BEGIN
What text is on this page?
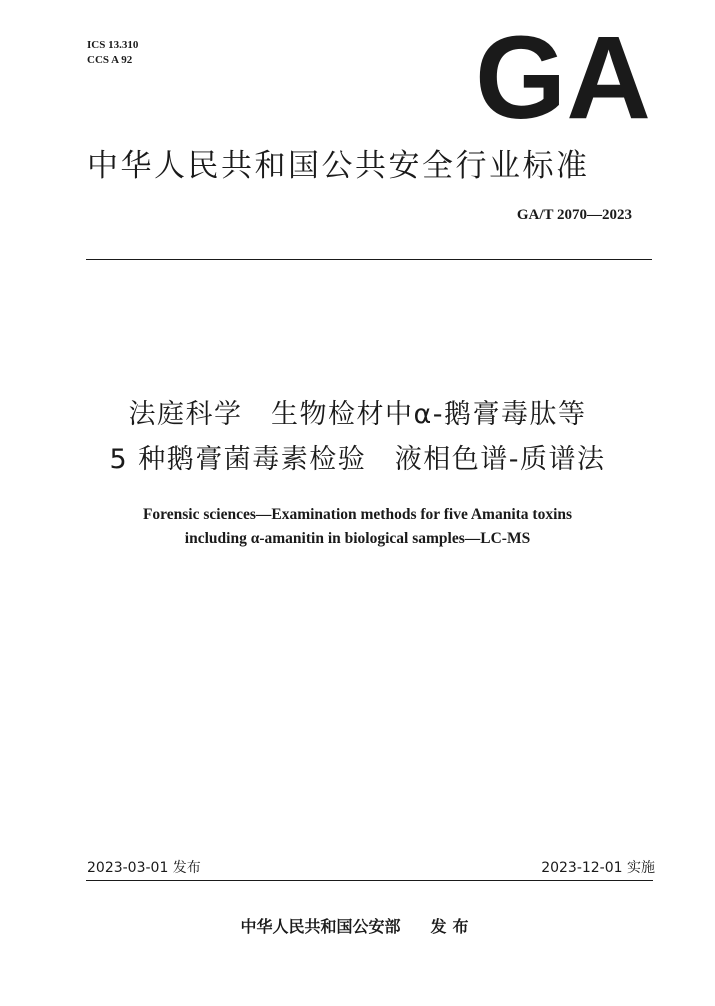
ICS 13.310
CCS A 92	GA
中华人民共和国公共安全行业标准
GA/T 2070—2023
法庭科学　生物检材中α-鹅膏毒肽等
5 种鹅膏菌毒素检验　液相色谱-质谱法
Forensic sciences—Examination methods for five Amanita toxins
including α-amanitin in biological samples—LC-MS
2023-03-01 发布	2023-12-01 实施
中华人民共和国公安部 发布
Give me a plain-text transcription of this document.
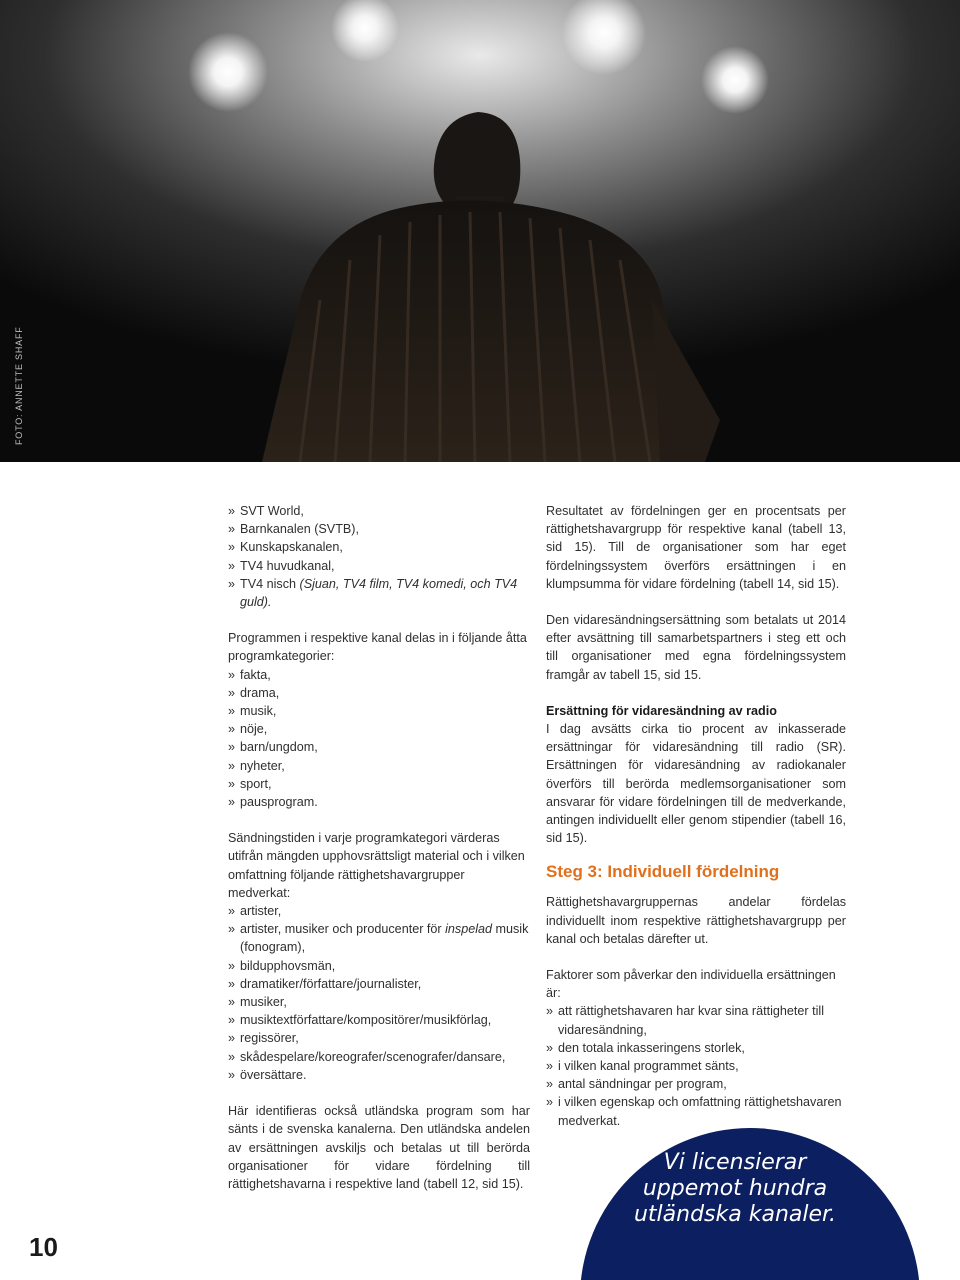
FOTO: ANNETTE SHAFF
» SVT World,
» Barnkanalen (SVTB),
» Kunskapskanalen,
» TV4 huvudkanal,
» TV4 nisch (Sjuan, TV4 film, TV4 komedi, och TV4 guld).

Programmen i respektive kanal delas in i följande åtta programkategorier:

» fakta,
» drama,
» musik,
» nöje,
» barn/ungdom,
» nyheter,
» sport,
» pausprogram.

Sändningstiden i varje programkategori värderas utifrån mängden upphovsrättsligt material och i vilken omfattning följande rättighetshavargrupper medverkat:

» artister,
» artister, musiker och producenter för inspelad musik (fonogram),
» bildupphovsmän,
» dramatiker/författare/journalister,
» musiker,
» musiktextförfattare/kompositörer/musikförlag,
» regissörer,
» skådespelare/koreografer/scenografer/dansare,
» översättare.

Här identifieras också utländska program som har sänts i de svenska kanalerna. Den utländska andelen av ersättningen avskiljs och betalas ut till berörda organisationer för vidare fördelning till rättighetshavarna i respektive land (tabell 12, sid 15).

Resultatet av fördelningen ger en procentsats per rättighetshavargrupp för respektive kanal (tabell 13, sid 15). Till de organisationer som har eget fördelningssystem överförs ersättningen i en klumpsumma för vidare fördelning (tabell 14, sid 15).

Den vidaresändningsersättning som betalats ut 2014 efter avsättning till samarbetspartners i steg ett och till organisationer med egna fördelningssystem framgår av tabell 15, sid 15.

Ersättning för vidaresändning av radio

I dag avsätts cirka tio procent av inkasserade ersättningar för vidaresändning till radio (SR). Ersättningen för vidaresändning av radiokanaler överförs till berörda medlemsorganisationer som ansvarar för vidare fördelningen till de medverkande, antingen individuellt eller genom stipendier (tabell 16, sid 15).

Steg 3: Individuell fördelning

Rättighetshavargruppernas andelar fördelas individuellt inom respektive rättighetshavargrupp per kanal och betalas därefter ut.

Faktorer som påverkar den individuella ersättningen är:

» att rättighetshavaren har kvar sina rättigheter till vidaresändning,
» den totala inkasseringens storlek,
» i vilken kanal programmet sänts,
» antal sändningar per program,
» i vilken egenskap och omfattning rättighetshavaren medverkat.
10
Vi licensierar
uppemot hundra
utländska kanaler.
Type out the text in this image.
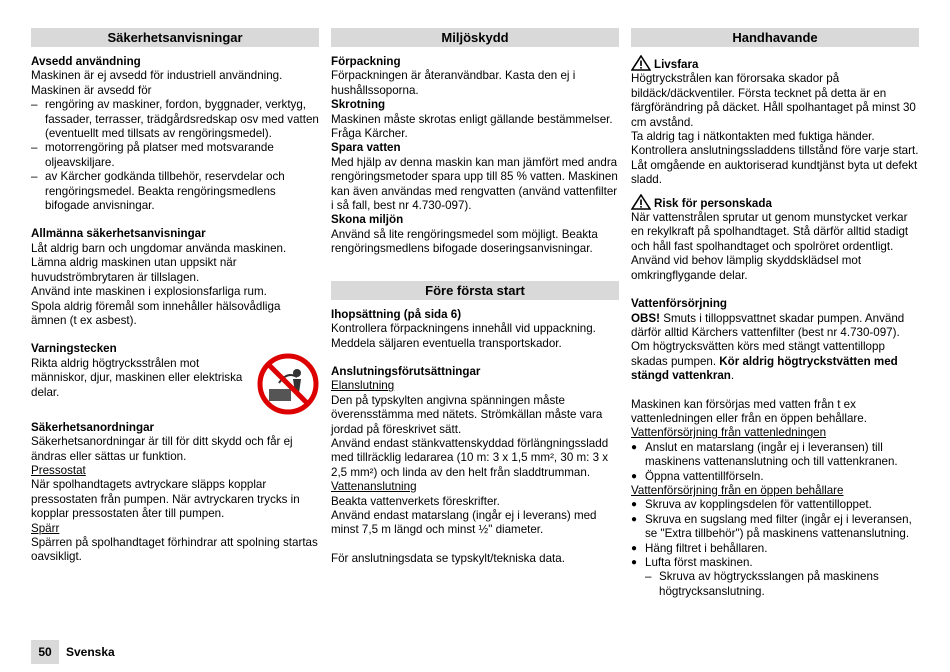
Säkerhetsanvisningar
Avsedd användning
Maskinen är ej avsedd för industriell användning.
Maskinen är avsedd för
– rengöring av maskiner, fordon, byggnader, verktyg, fassader, terrasser, trädgårdsredskap osv med vatten (eventuellt med tillsats av rengöringsmedel).
– motorrengöring på platser med motsvarande oljeavskiljare.
– av Kärcher godkända tillbehör, reservdelar och rengöringsmedel. Beakta rengöringsmedlens bifogade anvisningar.
Allmänna säkerhetsanvisningar
Låt aldrig barn och ungdomar använda maskinen.
Lämna aldrig maskinen utan uppsikt när huvudströmbrytaren är tillslagen.
Använd inte maskinen i explosionsfarliga rum.
Spola aldrig föremål som innehåller hälsovådliga ämnen (t ex asbest).
Varningstecken
Rikta aldrig högtrycksstrålen mot människor, djur, maskinen eller elektriska delar.
Säkerhetsanordningar
Säkerhetsanordningar är till för ditt skydd och får ej ändras eller sättas ur funktion.
Pressostat
När spolhandtagets avtryckare släpps kopplar pressostaten från pumpen. När avtryckaren trycks in kopplar pressostaten åter till pumpen.
Spärr
Spärren på spolhandtaget förhindrar att spolning startas oavsikligt.
Miljöskydd
Förpackning
Förpackningen är återanvändbar. Kasta den ej i hushållssoporna.
Skrotning
Maskinen måste skrotas enligt gällande bestämmelser. Fråga Kärcher.
Spara vatten
Med hjälp av denna maskin kan man jämfört med andra rengöringsmetoder spara upp till 85 % vatten. Maskinen kan även användas med rengvatten (använd vattenfilter i så fall, best nr 4.730-097).
Skona miljön
Använd så lite rengöringsmedel som möjligt. Beakta rengöringsmedlens bifogade doseringsanvisningar.
Före första start
Ihopsättning (på sida 6)
Kontrollera förpackningens innehåll vid uppackning. Meddela säljaren eventuella transportskador.
Anslutningsförutsättningar
Elanslutning
Den på typskylten angivna spänningen måste överensstämma med nätets. Strömkällan måste vara jordad på föreskrivet sätt.
Använd endast stänkvattenskyddad förlängningssladd med tillräcklig ledararea (10 m: 3 x 1,5 mm², 30 m: 3 x 2,5 mm²) och linda av den helt från sladdtrumman.
Vattenanslutning
Beakta vattenverkets föreskrifter.
Använd endast matarslang (ingår ej i leverans) med minst 7,5 m längd och minst ½" diameter.
För anslutningsdata se typskylt/tekniska data.
Handhavande
Livsfara
Högtryckstrålen kan förorsaka skador på bildäck/däckventiler. Första tecknet på detta är en färgförändring på däcket. Håll spolhantaget på minst 30 cm avstånd.
Ta aldrig tag i nätkontakten med fuktiga händer. Kontrollera anslutningssladdens tillstånd före varje start. Låt omgående en auktoriserad kundtjänst byta ut defekt sladd.
Risk för personskada
När vattenstrålen sprutar ut genom munstycket verkar en rekylkraft på spolhandtaget. Stå därför alltid stadigt och håll fast spolhandtaget och spolröret ordentligt.
Använd vid behov lämplig skyddsklädsel mot omkringflygande delar.
Vattenförsörjning
OBS! Smuts i tilloppsvattnet skadar pumpen. Använd därför alltid Kärchers vattenfilter (best nr 4.730-097).
Om högtrycksvätten körs med stängt vattentillopp skadas pumpen. Kör aldrig högtryckstvätten med stängd vattenkran.
Maskinen kan försörjas med vatten från t ex vattenledningen eller från en öppen behållare.
Vattenförsörjning från vattenledningen
● Anslut en matarslang (ingår ej i leveransen) till maskinens vattenanslutning och till vattenkranen.
● Öppna vattentillförseln.
Vattenförsörjning från en öppen behållare
● Skruva av kopplingsdelen för vattentilloppet.
● Skruva en sugslang med filter (ingår ej i leveransen, se "Extra tillbehör") på maskinens vattenanslutning.
● Häng filtret i behållaren.
● Lufta först maskinen.
– Skruva av högtrycksslangen på maskinens högtrycksanslutning.
50	Svenska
END
**WORK TO COMPLETE:** Please repeat all of the data exactly, excluding images.

**REPLY:**
What text is on this page?
ICS 13.310
CCS A 92	GA
中华人民共和国公共安全行业标准
GA/T 2070—2023
法庭科学　生物检材中α-鹅膏毒肽等
5 种鹅膏菌毒素检验　液相色谱-质谱法
Forensic sciences—Examination methods for five Amanita toxins
including α-amanitin in biological samples—LC-MS
2023-03-01 发布	2023-12-01 实施
中华人民共和国公安部 发布
Give me a plain-text transcription of this document.
FOTO: ANNETTE SHAFF
» SVT World,
» Barnkanalen (SVTB),
» Kunskapskanalen,
» TV4 huvudkanal,
» TV4 nisch (Sjuan, TV4 film, TV4 komedi, och TV4 guld).

Programmen i respektive kanal delas in i följande åtta programkategorier:

» fakta,
» drama,
» musik,
» nöje,
» barn/ungdom,
» nyheter,
» sport,
» pausprogram.

Sändningstiden i varje programkategori värderas utifrån mängden upphovsrättsligt material och i vilken omfattning följande rättighetshavargrupper medverkat:

» artister,
» artister, musiker och producenter för inspelad musik (fonogram),
» bildupphovsmän,
» dramatiker/författare/journalister,
» musiker,
» musiktextförfattare/kompositörer/musikförlag,
» regissörer,
» skådespelare/koreografer/scenografer/dansare,
» översättare.

Här identifieras också utländska program som har sänts i de svenska kanalerna. Den utländska andelen av ersättningen avskiljs och betalas ut till berörda organisationer för vidare fördelning till rättighetshavarna i respektive land (tabell 12, sid 15).

Resultatet av fördelningen ger en procentsats per rättighetshavargrupp för respektive kanal (tabell 13, sid 15). Till de organisationer som har eget fördelningssystem överförs ersättningen i en klumpsumma för vidare fördelning (tabell 14, sid 15).

Den vidaresändningsersättning som betalats ut 2014 efter avsättning till samarbetspartners i steg ett och till organisationer med egna fördelningssystem framgår av tabell 15, sid 15.

Ersättning för vidaresändning av radio

I dag avsätts cirka tio procent av inkasserade ersättningar för vidaresändning till radio (SR). Ersättningen för vidaresändning av radiokanaler överförs till berörda medlemsorganisationer som ansvarar för vidare fördelningen till de medverkande, antingen individuellt eller genom stipendier (tabell 16, sid 15).

Steg 3: Individuell fördelning

Rättighetshavargruppernas andelar fördelas individuellt inom respektive rättighetshavargrupp per kanal och betalas därefter ut.

Faktorer som påverkar den individuella ersättningen är:

» att rättighetshavaren har kvar sina rättigheter till vidaresändning,
» den totala inkasseringens storlek,
» i vilken kanal programmet sänts,
» antal sändningar per program,
» i vilken egenskap och omfattning rättighetshavaren medverkat.
10
Vi licensierar
uppemot hundra
utländska kanaler.
Type out the text in this image.
Säkerhetsanvisningar
Avsedd användning
Maskinen är ej avsedd för industriell användning.
Maskinen är avsedd för
– rengöring av maskiner, fordon, byggnader, verktyg, fassader, terrasser, trädgårdsredskap osv med vatten (eventuellt med tillsats av rengöringsmedel).
– motorrengöring på platser med motsvarande oljeavskiljare.
– av Kärcher godkända tillbehör, reservdelar och rengöringsmedel. Beakta rengöringsmedlens bifogade anvisningar.
Allmänna säkerhetsanvisningar
Låt aldrig barn och ungdomar använda maskinen.
Lämna aldrig maskinen utan uppsikt när huvudströmbrytaren är tillslagen.
Använd inte maskinen i explosionsfarliga rum.
Spola aldrig föremål som innehåller hälsovådliga ämnen (t ex asbest).
Varningstecken
Rikta aldrig högtrycksstrålen mot människor, djur, maskinen eller elektriska delar.
Säkerhetsanordningar
Säkerhetsanordningar är till för ditt skydd och får ej ändras eller sättas ur funktion.
Pressostat
När spolhandtagets avtryckare släpps kopplar pressostaten från pumpen. När avtryckaren trycks in kopplar pressostaten åter till pumpen.
Spärr
Spärren på spolhandtaget förhindrar att spolning startas oavsikligt.
Miljöskydd
Förpackning
Förpackningen är återanvändbar. Kasta den ej i hushållssoporna.
Skrotning
Maskinen måste skrotas enligt gällande bestämmelser. Fråga Kärcher.
Spara vatten
Med hjälp av denna maskin kan man jämfört med andra rengöringsmetoder spara upp till 85 % vatten. Maskinen kan även användas med rengvatten (använd vattenfilter i så fall, best nr 4.730-097).
Skona miljön
Använd så lite rengöringsmedel som möjligt. Beakta rengöringsmedlens bifogade doseringsanvisningar.
Före första start
Ihopsättning (på sida 6)
Kontrollera förpackningens innehåll vid uppackning. Meddela säljaren eventuella transportskador.
Anslutningsförutsättningar
Elanslutning
Den på typskylten angivna spänningen måste överensstämma med nätets. Strömkällan måste vara jordad på föreskrivet sätt.
Använd endast stänkvattenskyddad förlängningssladd med tillräcklig ledararea (10 m: 3 x 1,5 mm², 30 m: 3 x 2,5 mm²) och linda av den helt från sladdtrumman.
Vattenanslutning
Beakta vattenverkets föreskrifter.
Använd endast matarslang (ingår ej i leverans) med minst 7,5 m längd och minst ½" diameter.
För anslutningsdata se typskylt/tekniska data.
Handhavande
Livsfara
Högtryckstrålen kan förorsaka skador på bildäck/däckventiler. Första tecknet på detta är en färgförändring på däcket. Håll spolhantaget på minst 30 cm avstånd.
Ta aldrig tag i nätkontakten med fuktiga händer. Kontrollera anslutningssladdens tillstånd före varje start. Låt omgående en auktoriserad kundtjänst byta ut defekt sladd.
Risk för personskada
När vattenstrålen sprutar ut genom munstycket verkar en rekylkraft på spolhandtaget. Stå därför alltid stadigt och håll fast spolhandtaget och spolröret ordentligt.
Använd vid behov lämplig skyddsklädsel mot omkringflygande delar.
Vattenförsörjning
OBS! Smuts i tilloppsvattnet skadar pumpen. Använd därför alltid Kärchers vattenfilter (best nr 4.730-097).
Om högtrycksvätten körs med stängt vattentillopp skadas pumpen. Kör aldrig högtryckstvätten med stängd vattenkran.
Maskinen kan försörjas med vatten från t ex vattenledningen eller från en öppen behållare.
Vattenförsörjning från vattenledningen
● Anslut en matarslang (ingår ej i leveransen) till maskinens vattenanslutning och till vattenkranen.
● Öppna vattentillförseln.
Vattenförsörjning från en öppen behållare
● Skruva av kopplingsdelen för vattentilloppet.
● Skruva en sugslang med filter (ingår ej i leveransen, se "Extra tillbehör") på maskinens vattenanslutning.
● Häng filtret i behållaren.
● Lufta först maskinen.
– Skruva av högtrycksslangen på maskinens högtrycksanslutning.
50	Svenska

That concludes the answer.